> **OBJECTIVE**
Copy every line from the records below that holds the word "name".

:::

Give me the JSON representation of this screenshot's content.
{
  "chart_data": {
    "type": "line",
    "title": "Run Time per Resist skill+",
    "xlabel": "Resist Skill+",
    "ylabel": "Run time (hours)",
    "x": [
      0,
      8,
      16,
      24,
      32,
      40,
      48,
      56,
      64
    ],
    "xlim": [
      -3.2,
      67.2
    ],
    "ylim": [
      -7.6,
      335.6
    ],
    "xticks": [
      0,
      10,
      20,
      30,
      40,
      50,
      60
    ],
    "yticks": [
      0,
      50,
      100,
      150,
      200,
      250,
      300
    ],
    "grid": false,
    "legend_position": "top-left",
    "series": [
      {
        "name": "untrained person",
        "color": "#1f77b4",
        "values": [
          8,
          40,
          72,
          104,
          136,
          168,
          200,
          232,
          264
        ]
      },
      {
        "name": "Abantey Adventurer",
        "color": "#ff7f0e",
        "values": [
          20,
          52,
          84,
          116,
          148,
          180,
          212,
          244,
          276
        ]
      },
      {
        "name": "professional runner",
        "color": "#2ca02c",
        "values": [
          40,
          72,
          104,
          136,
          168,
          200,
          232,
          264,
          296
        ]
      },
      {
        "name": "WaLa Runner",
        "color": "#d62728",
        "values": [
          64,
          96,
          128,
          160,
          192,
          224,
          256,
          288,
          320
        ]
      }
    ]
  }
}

:::

> **EXERCISE OUTPUT**
        "name": "untrained person",
        "name": "Abantey Adventurer",
        "name": "professional runner",
        "name": "WaLa Runner",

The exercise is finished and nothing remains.